:: MATERIAL FOR THE TASK

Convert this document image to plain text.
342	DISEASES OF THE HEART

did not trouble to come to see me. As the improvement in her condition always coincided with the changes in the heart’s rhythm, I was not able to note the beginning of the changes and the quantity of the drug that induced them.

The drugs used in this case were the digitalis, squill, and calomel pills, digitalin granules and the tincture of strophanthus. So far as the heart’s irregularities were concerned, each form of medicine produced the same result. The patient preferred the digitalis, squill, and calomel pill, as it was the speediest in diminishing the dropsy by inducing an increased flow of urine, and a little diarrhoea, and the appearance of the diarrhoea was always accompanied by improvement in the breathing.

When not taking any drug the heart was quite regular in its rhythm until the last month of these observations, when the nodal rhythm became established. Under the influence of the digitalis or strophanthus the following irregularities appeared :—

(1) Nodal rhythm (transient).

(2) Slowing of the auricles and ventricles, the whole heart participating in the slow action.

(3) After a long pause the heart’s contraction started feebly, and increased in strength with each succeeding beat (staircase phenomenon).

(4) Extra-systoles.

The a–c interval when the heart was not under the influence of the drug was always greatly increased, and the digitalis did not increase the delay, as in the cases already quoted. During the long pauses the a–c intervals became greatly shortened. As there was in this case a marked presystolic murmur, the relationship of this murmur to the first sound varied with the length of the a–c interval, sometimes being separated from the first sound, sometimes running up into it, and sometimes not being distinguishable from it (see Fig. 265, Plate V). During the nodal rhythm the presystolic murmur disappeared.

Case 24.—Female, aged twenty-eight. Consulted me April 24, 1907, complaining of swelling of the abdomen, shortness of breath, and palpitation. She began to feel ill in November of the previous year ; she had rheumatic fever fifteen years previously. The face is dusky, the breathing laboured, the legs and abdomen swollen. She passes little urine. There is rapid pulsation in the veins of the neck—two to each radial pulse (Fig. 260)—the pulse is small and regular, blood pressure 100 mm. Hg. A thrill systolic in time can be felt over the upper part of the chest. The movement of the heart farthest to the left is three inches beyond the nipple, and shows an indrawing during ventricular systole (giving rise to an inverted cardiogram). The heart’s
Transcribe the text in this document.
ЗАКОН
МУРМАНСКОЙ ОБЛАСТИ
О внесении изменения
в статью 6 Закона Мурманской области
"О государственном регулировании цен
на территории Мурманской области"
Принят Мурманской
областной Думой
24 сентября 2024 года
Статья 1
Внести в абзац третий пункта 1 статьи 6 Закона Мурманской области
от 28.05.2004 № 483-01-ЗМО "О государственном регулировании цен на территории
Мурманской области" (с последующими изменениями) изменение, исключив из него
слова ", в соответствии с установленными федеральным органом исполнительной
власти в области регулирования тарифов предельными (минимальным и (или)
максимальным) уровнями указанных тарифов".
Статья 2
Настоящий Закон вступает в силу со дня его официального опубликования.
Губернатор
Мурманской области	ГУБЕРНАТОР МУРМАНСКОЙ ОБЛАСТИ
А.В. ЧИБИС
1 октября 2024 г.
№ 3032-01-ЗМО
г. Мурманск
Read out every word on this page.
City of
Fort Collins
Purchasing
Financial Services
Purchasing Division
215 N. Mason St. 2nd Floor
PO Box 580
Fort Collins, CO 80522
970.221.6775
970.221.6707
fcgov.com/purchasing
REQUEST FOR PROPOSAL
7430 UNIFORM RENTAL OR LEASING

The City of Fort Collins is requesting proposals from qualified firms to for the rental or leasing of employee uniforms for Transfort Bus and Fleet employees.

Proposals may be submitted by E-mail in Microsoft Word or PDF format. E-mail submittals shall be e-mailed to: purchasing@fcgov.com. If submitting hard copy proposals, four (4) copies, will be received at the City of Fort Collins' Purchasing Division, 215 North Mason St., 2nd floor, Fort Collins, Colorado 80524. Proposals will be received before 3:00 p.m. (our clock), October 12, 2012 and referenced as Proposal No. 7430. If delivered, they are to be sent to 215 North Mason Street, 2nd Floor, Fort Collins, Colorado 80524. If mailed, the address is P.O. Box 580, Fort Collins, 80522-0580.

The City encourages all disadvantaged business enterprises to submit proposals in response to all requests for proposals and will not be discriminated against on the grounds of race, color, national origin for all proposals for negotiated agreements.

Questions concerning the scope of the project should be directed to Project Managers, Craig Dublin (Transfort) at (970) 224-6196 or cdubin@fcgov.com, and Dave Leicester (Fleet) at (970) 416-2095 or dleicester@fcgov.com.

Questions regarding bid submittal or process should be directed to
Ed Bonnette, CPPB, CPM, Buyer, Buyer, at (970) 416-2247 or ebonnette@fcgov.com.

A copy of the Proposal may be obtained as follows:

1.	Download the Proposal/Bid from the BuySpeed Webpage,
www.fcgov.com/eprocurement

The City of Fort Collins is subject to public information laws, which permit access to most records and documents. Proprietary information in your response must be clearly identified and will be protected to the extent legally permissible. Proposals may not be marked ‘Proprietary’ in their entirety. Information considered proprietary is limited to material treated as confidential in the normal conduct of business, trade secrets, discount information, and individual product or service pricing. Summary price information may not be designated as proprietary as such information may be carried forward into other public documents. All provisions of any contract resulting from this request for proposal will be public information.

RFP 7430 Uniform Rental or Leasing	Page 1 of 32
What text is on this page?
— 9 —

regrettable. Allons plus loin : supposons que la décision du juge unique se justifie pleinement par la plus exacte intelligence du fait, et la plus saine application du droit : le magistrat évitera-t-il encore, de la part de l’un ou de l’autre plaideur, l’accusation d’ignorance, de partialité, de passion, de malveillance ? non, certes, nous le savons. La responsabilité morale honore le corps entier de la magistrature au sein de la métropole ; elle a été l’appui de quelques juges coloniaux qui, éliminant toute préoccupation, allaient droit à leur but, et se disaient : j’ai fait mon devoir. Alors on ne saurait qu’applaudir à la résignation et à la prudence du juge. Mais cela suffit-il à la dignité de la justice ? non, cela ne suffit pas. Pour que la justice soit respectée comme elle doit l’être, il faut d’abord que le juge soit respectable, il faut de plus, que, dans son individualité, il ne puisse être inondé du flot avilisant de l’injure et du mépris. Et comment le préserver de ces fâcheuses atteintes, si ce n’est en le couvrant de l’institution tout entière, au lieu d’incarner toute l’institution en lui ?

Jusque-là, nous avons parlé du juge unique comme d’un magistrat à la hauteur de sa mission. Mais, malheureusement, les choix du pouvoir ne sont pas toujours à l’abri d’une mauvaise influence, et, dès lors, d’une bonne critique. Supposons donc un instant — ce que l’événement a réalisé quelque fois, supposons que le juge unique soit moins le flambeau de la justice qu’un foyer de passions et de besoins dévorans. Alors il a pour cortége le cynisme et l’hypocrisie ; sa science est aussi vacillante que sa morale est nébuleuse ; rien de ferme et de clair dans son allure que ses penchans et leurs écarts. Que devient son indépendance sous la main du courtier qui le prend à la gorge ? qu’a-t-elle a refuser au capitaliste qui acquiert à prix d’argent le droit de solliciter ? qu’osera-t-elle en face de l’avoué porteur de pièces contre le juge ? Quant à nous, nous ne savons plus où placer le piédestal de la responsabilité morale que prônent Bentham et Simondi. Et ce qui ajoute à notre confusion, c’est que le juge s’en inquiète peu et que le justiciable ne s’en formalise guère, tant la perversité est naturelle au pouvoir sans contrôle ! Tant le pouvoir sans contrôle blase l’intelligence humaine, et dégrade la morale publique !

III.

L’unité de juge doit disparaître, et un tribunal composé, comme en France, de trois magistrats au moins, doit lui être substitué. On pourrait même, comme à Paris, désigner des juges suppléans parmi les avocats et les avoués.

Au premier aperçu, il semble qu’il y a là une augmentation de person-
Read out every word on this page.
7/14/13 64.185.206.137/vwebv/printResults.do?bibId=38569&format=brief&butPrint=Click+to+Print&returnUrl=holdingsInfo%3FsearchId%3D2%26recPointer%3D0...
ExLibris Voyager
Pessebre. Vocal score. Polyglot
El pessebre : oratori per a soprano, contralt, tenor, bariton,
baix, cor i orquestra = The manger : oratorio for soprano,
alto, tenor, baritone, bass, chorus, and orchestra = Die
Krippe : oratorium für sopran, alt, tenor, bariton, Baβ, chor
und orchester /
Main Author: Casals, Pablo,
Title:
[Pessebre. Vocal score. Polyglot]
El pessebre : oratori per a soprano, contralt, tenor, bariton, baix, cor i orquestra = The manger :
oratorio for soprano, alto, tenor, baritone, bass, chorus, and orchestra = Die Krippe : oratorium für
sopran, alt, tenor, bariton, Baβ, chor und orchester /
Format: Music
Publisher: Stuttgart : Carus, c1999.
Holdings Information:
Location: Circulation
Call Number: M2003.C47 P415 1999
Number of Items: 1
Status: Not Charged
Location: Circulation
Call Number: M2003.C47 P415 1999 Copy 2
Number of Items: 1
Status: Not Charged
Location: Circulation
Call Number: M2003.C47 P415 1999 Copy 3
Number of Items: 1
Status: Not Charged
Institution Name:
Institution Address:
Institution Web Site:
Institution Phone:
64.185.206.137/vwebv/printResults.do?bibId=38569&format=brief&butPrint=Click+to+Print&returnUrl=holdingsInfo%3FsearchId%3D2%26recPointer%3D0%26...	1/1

::::

BRIEF: All lines holding the word "breathing" should be picked out and copied.

ANSWER BELOW:
The drugs used in this case were the digitalis, squill, and calomel pills, digitalin granules and the tincture of strophanthus. So far as the heart’s irregularities were concerned, each form of medicine produced the same result. The patient preferred the digitalis, squill, and calomel pill, as it was the speediest in diminishing the dropsy by inducing an increased flow of urine, and a little diarrhoea, and the appearance of the diarrhoea was always accompanied by improvement in the breathing.
Case 24.—Female, aged twenty-eight. Consulted me April 24, 1907, complaining of swelling of the abdomen, shortness of breath, and palpitation. She began to feel ill in November of the previous year ; she had rheumatic fever fifteen years previously. The face is dusky, the breathing laboured, the legs and abdomen swollen. She passes little urine. There is rapid pulsation in the veins of the neck—two to each radial pulse (Fig. 260)—the pulse is small and regular, blood pressure 100 mm. Hg. A thrill systolic in time can be felt over the upper part of the chest. The movement of the heart farthest to the left is three inches beyond the nipple, and shows an indrawing during ventricular systole (giving rise to an inverted cardiogram). The heart’s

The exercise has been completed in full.